— Begin DATASET EXCERPTS —

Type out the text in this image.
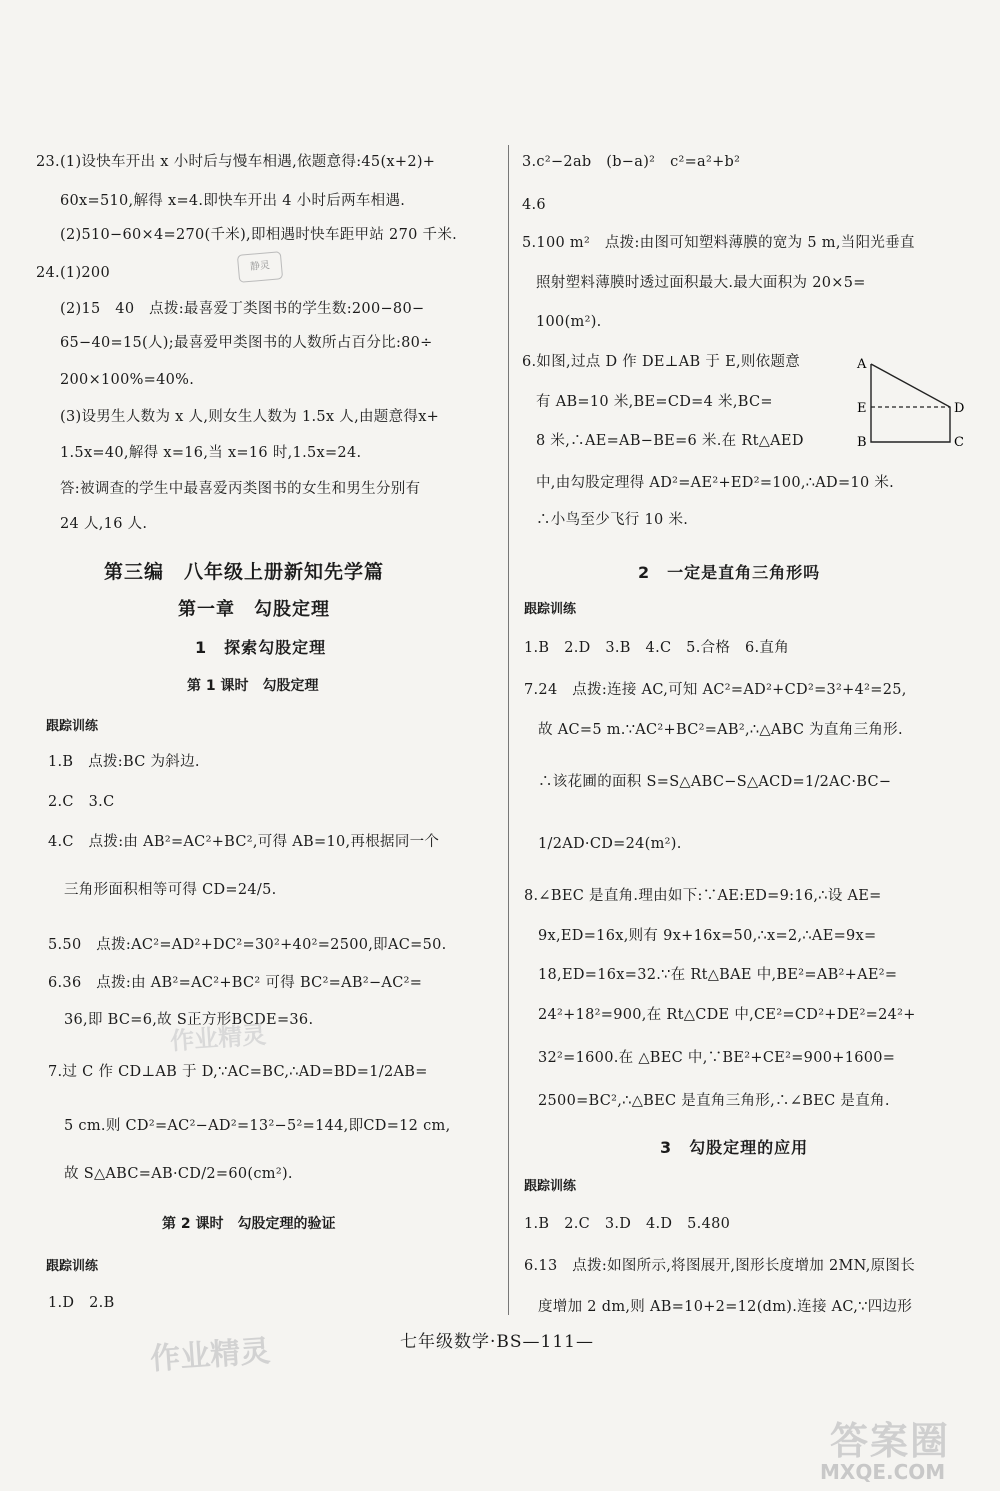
23.(1)设快车开出 x 小时后与慢车相遇,依题意得:45(x+2)+
60x=510,解得 x=4.即快车开出 4 小时后两车相遇.
(2)510−60×4=270(千米),即相遇时快车距甲站 270 千米.
24.(1)200
(2)15　40　点拨:最喜爱丁类图书的学生数:200−80−
65−40=15(人);最喜爱甲类图书的人数所占百分比:80÷
200×100%=40%.
(3)设男生人数为 x 人,则女生人数为 1.5x 人,由题意得x+
1.5x=40,解得 x=16,当 x=16 时,1.5x=24.
答:被调查的学生中最喜爱丙类图书的女生和男生分别有
24 人,16 人.
第三编　八年级上册新知先学篇
第一章　勾股定理
1　探索勾股定理
第 1 课时　勾股定理
跟踪训练
1.B　点拨:BC 为斜边.
2.C　3.C
4.C　点拨:由 AB²=AC²+BC²,可得 AB=10,再根据同一个
三角形面积相等可得 CD=24/5.
5.50　点拨:AC²=AD²+DC²=30²+40²=2500,即AC=50.
6.36　点拨:由 AB²=AC²+BC² 可得 BC²=AB²−AC²=
36,即 BC=6,故 S正方形BCDE=36.
7.过 C 作 CD⊥AB 于 D,∵AC=BC,∴AD=BD=1/2AB=
5 cm.则 CD²=AC²−AD²=13²−5²=144,即CD=12 cm,
故 S△ABC=AB·CD/2=60(cm²).
第 2 课时　勾股定理的验证
跟踪训练
1.D　2.B
3.c²−2ab　(b−a)²　c²=a²+b²
4.6
5.100 m²　点拨:由图可知塑料薄膜的宽为 5 m,当阳光垂直
照射塑料薄膜时透过面积最大.最大面积为 20×5=
100(m²).
6.如图,过点 D 作 DE⊥AB 于 E,则依题意
有 AB=10 米,BE=CD=4 米,BC=
8 米,∴AE=AB−BE=6 米.在 Rt△AED
中,由勾股定理得 AD²=AE²+ED²=100,∴AD=10 米.
∴小鸟至少飞行 10 米.
A
E	D
B	C
2　一定是直角三角形吗
跟踪训练
1.B　2.D　3.B　4.C　5.合格　6.直角
7.24　点拨:连接 AC,可知 AC²=AD²+CD²=3²+4²=25,
故 AC=5 m.∵AC²+BC²=AB²,∴△ABC 为直角三角形.
∴该花圃的面积 S=S△ABC−S△ACD=1/2AC·BC−
1/2AD·CD=24(m²).
8.∠BEC 是直角.理由如下:∵AE:ED=9:16,∴设 AE=
9x,ED=16x,则有 9x+16x=50,∴x=2,∴AE=9x=
18,ED=16x=32.∵在 Rt△BAE 中,BE²=AB²+AE²=
24²+18²=900,在 Rt△CDE 中,CE²=CD²+DE²=24²+
32²=1600.在 △BEC 中,∵BE²+CE²=900+1600=
2500=BC²,∴△BEC 是直角三角形,∴∠BEC 是直角.
3　勾股定理的应用
跟踪训练
1.B　2.C　3.D　4.D　5.480
6.13　点拨:如图所示,将图展开,图形长度增加 2MN,原图长
度增加 2 dm,则 AB=10+2=12(dm).连接 AC,∵四边形
静灵
作业精灵
作业精灵	七年级数学·BS—111—
答案圈
MXQE.COM
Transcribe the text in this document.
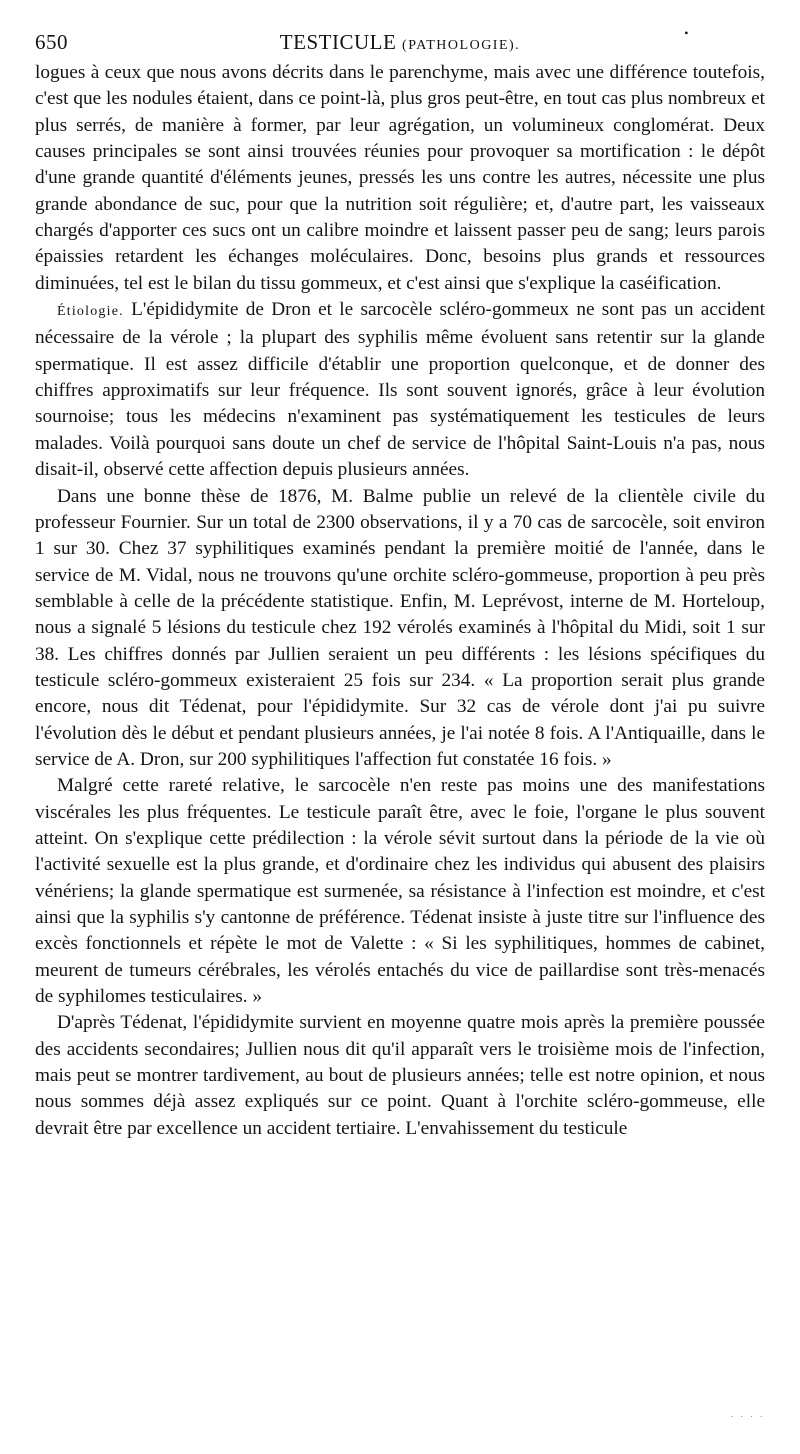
650	TESTICULE (PATHOLOGIE).
•

logues à ceux que nous avons décrits dans le parenchyme, mais avec une différence toutefois, c'est que les nodules étaient, dans ce point-là, plus gros peut-être, en tout cas plus nombreux et plus serrés, de manière à former, par leur agrégation, un volumineux conglomérat. Deux causes principales se sont ainsi trouvées réunies pour provoquer sa mortification : le dépôt d'une grande quantité d'éléments jeunes, pressés les uns contre les autres, nécessite une plus grande abondance de suc, pour que la nutrition soit régulière; et, d'autre part, les vaisseaux chargés d'apporter ces sucs ont un calibre moindre et laissent passer peu de sang; leurs parois épaissies retardent les échanges moléculaires. Donc, besoins plus grands et ressources diminuées, tel est le bilan du tissu gommeux, et c'est ainsi que s'explique la caséification.

Étiologie. L'épididymite de Dron et le sarcocèle scléro-gommeux ne sont pas un accident nécessaire de la vérole ; la plupart des syphilis même évoluent sans retentir sur la glande spermatique. Il est assez difficile d'établir une proportion quelconque, et de donner des chiffres approximatifs sur leur fréquence. Ils sont souvent ignorés, grâce à leur évolution sournoise; tous les médecins n'examinent pas systématiquement les testicules de leurs malades. Voilà pourquoi sans doute un chef de service de l'hôpital Saint-Louis n'a pas, nous disait-il, observé cette affection depuis plusieurs années.

Dans une bonne thèse de 1876, M. Balme publie un relevé de la clientèle civile du professeur Fournier. Sur un total de 2300 observations, il y a 70 cas de sarcocèle, soit environ 1 sur 30. Chez 37 syphilitiques examinés pendant la première moitié de l'année, dans le service de M. Vidal, nous ne trouvons qu'une orchite scléro-gommeuse, proportion à peu près semblable à celle de la précédente statistique. Enfin, M. Leprévost, interne de M. Horteloup, nous a signalé 5 lésions du testicule chez 192 vérolés examinés à l'hôpital du Midi, soit 1 sur 38. Les chiffres donnés par Jullien seraient un peu différents : les lésions spécifiques du testicule scléro-gommeux existeraient 25 fois sur 234. « La proportion serait plus grande encore, nous dit Tédenat, pour l'épididymite. Sur 32 cas de vérole dont j'ai pu suivre l'évolution dès le début et pendant plusieurs années, je l'ai notée 8 fois. A l'Antiquaille, dans le service de A. Dron, sur 200 syphilitiques l'affection fut constatée 16 fois. »

Malgré cette rareté relative, le sarcocèle n'en reste pas moins une des manifestations viscérales les plus fréquentes. Le testicule paraît être, avec le foie, l'organe le plus souvent atteint. On s'explique cette prédilection : la vérole sévit surtout dans la période de la vie où l'activité sexuelle est la plus grande, et d'ordinaire chez les individus qui abusent des plaisirs vénériens; la glande spermatique est surmenée, sa résistance à l'infection est moindre, et c'est ainsi que la syphilis s'y cantonne de préférence. Tédenat insiste à juste titre sur l'influence des excès fonctionnels et répète le mot de Valette : « Si les syphilitiques, hommes de cabinet, meurent de tumeurs cérébrales, les vérolés entachés du vice de paillardise sont très-menacés de syphilomes testiculaires. »

D'après Tédenat, l'épididymite survient en moyenne quatre mois après la première poussée des accidents secondaires; Jullien nous dit qu'il apparaît vers le troisième mois de l'infection, mais peut se montrer tardivement, au bout de plusieurs années; telle est notre opinion, et nous nous sommes déjà assez expliqués sur ce point. Quant à l'orchite scléro-gommeuse, elle devrait être par excellence un accident tertiaire. L'envahissement du testicule

· · · ·
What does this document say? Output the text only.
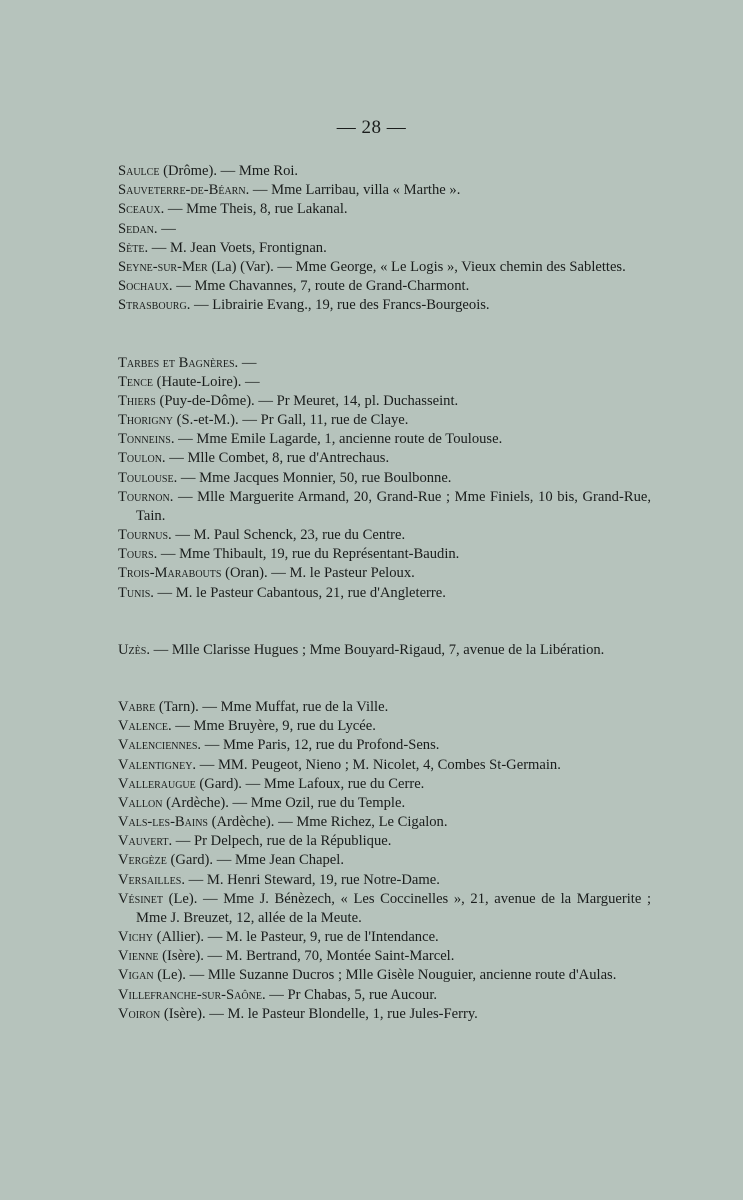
— 28 —
Saulce (Drôme). — Mme Roi.
Sauveterre-de-Béarn. — Mme Larribau, villa « Marthe ».
Sceaux. — Mme Theis, 8, rue Lakanal.
Sedan. —
Sète. — M. Jean Voets, Frontignan.
Seyne-sur-Mer (La) (Var). — Mme George, « Le Logis », Vieux chemin des Sablettes.
Sochaux. — Mme Chavannes, 7, route de Grand-Charmont.
Strasbourg. — Librairie Evang., 19, rue des Francs-Bourgeois.
Tarbes et Bagnères. —
Tence (Haute-Loire). —
Thiers (Puy-de-Dôme). — Pr Meuret, 14, pl. Duchasseint.
Thorigny (S.-et-M.). — Pr Gall, 11, rue de Claye.
Tonneins. — Mme Emile Lagarde, 1, ancienne route de Toulouse.
Toulon. — Mlle Combet, 8, rue d'Antrechaus.
Toulouse. — Mme Jacques Monnier, 50, rue Boulbonne.
Tournon. — Mlle Marguerite Armand, 20, Grand-Rue ; Mme Finiels, 10 bis, Grand-Rue, Tain.
Tournus. — M. Paul Schenck, 23, rue du Centre.
Tours. — Mme Thibault, 19, rue du Représentant-Baudin.
Trois-Marabouts (Oran). — M. le Pasteur Peloux.
Tunis. — M. le Pasteur Cabantous, 21, rue d'Angleterre.
Uzès. — Mlle Clarisse Hugues ; Mme Bouyard-Rigaud, 7, avenue de la Libération.
Vabre (Tarn). — Mme Muffat, rue de la Ville.
Valence. — Mme Bruyère, 9, rue du Lycée.
Valenciennes. — Mme Paris, 12, rue du Profond-Sens.
Valentigney. — MM. Peugeot, Nieno ; M. Nicolet, 4, Combes St-Germain.
Valleraugue (Gard). — Mme Lafoux, rue du Cerre.
Vallon (Ardèche). — Mme Ozil, rue du Temple.
Vals-les-Bains (Ardèche). — Mme Richez, Le Cigalon.
Vauvert. — Pr Delpech, rue de la République.
Vergèze (Gard). — Mme Jean Chapel.
Versailles. — M. Henri Steward, 19, rue Notre-Dame.
Vésinet (Le). — Mme J. Bénèzech, « Les Coccinelles », 21, avenue de la Marguerite ; Mme J. Breuzet, 12, allée de la Meute.
Vichy (Allier). — M. le Pasteur, 9, rue de l'Intendance.
Vienne (Isère). — M. Bertrand, 70, Montée Saint-Marcel.
Vigan (Le). — Mlle Suzanne Ducros ; Mlle Gisèle Nouguier, ancienne route d'Aulas.
Villefranche-sur-Saône. — Pr Chabas, 5, rue Aucour.
Voiron (Isère). — M. le Pasteur Blondelle, 1, rue Jules-Ferry.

— End DATASET EXCERPTS —

§ **STATED PROBLEM**
Select the lines in this material that hold the word "text", leaving none out.

§ **FINISHED TASK**
Type out the text in this image.
Transcribe the text in this document.
What does this document say? Output the text only.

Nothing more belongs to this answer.